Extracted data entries
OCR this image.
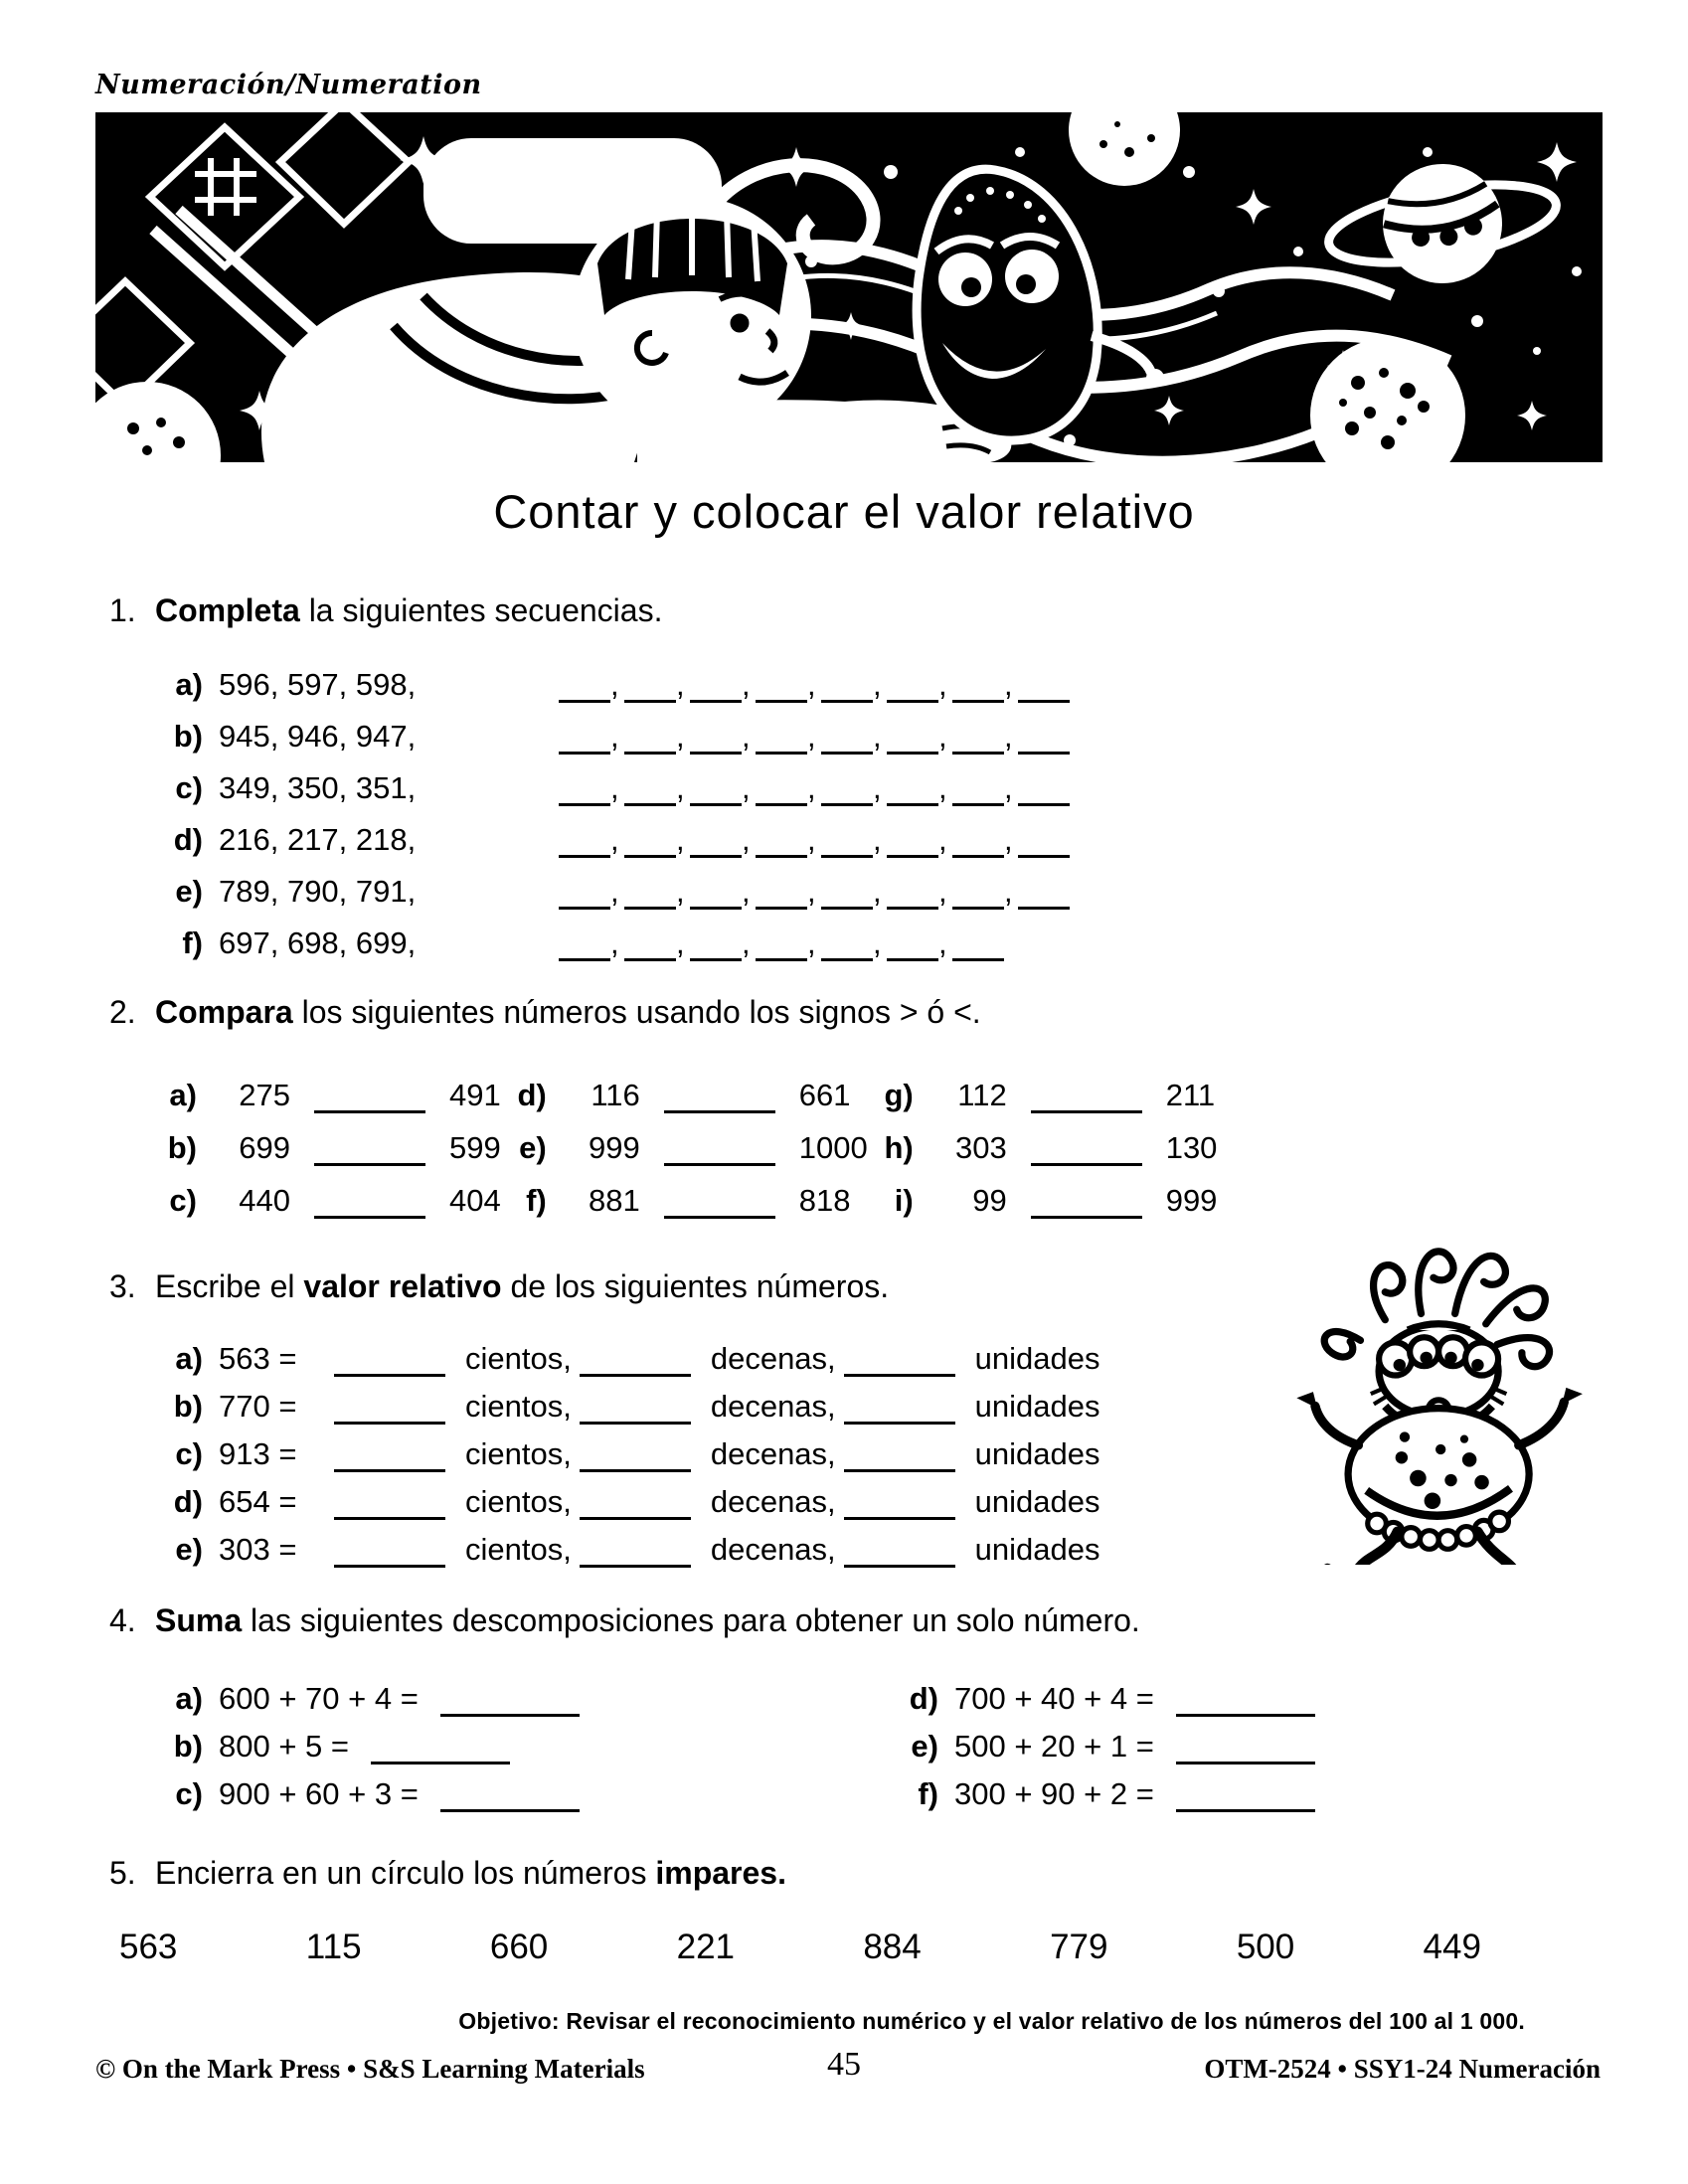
Numeración/Numeration
Contar y colocar el valor relativo
1. Completa la siguientes secuencias.
a) 596, 597, 598,	, , , , , , ,
b) 945, 946, 947,	, , , , , , ,
c) 349, 350, 351,	, , , , , , ,
d) 216, 217, 218,	, , , , , , ,
e) 789, 790, 791,	, , , , , , ,
f) 697, 698, 699,	, , , , , ,
2. Compara los siguientes números usando los signos > ó <.
a)	275	491
b)	699	599
c)	440	404
d)	116	661
e)	999	1000
f)	881	818
g)	112	211
h)	303	130
i)	99	999
3. Escribe el valor relativo de los siguientes números.
a) 563 =	cientos,	decenas,	unidades
b) 770 =	cientos,	decenas,	unidades
c) 913 =	cientos,	decenas,	unidades
d) 654 =	cientos,	decenas,	unidades
e) 303 =	cientos,	decenas,	unidades
4. Suma las siguientes descomposiciones para obtener un solo número.
a) 600 + 70 + 4 =
b) 800 + 5 =
c) 900 + 60 + 3 =
d) 700 + 40 + 4 =
e) 500 + 20 + 1 =
f) 300 + 90 + 2 =
5. Encierra en un círculo los números impares.
563	115	660	221	884	779	500	449
Objetivo: Revisar el reconocimiento numérico y el valor relativo de los números del 100 al 1 000.
© On the Mark Press • S&S Learning Materials	45	OTM-2524 • SSY1-24 Numeración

## Exercise
Quote the data above in full and without alteration; skip the pictures.

## Task response
OCR this image.
Numeración/Numeration
Contar y colocar el valor relativo
1. Completa la siguientes secuencias.
a) 596, 597, 598,	, , , , , , ,
b) 945, 946, 947,	, , , , , , ,
c) 349, 350, 351,	, , , , , , ,
d) 216, 217, 218,	, , , , , , ,
e) 789, 790, 791,	, , , , , , ,
f) 697, 698, 699,	, , , , , ,
2. Compara los siguientes números usando los signos > ó <.
a)	275	491
b)	699	599
c)	440	404
d)	116	661
e)	999	1000
f)	881	818
g)	112	211
h)	303	130
i)	99	999
3. Escribe el valor relativo de los siguientes números.
a) 563 =	cientos,	decenas,	unidades
b) 770 =	cientos,	decenas,	unidades
c) 913 =	cientos,	decenas,	unidades
d) 654 =	cientos,	decenas,	unidades
e) 303 =	cientos,	decenas,	unidades
4. Suma las siguientes descomposiciones para obtener un solo número.
a) 600 + 70 + 4 =
b) 800 + 5 =
c) 900 + 60 + 3 =
d) 700 + 40 + 4 =
e) 500 + 20 + 1 =
f) 300 + 90 + 2 =
5. Encierra en un círculo los números impares.
563	115	660	221	884	779	500	449
Objetivo: Revisar el reconocimiento numérico y el valor relativo de los números del 100 al 1 000.
© On the Mark Press • S&S Learning Materials	45	OTM-2524 • SSY1-24 Numeración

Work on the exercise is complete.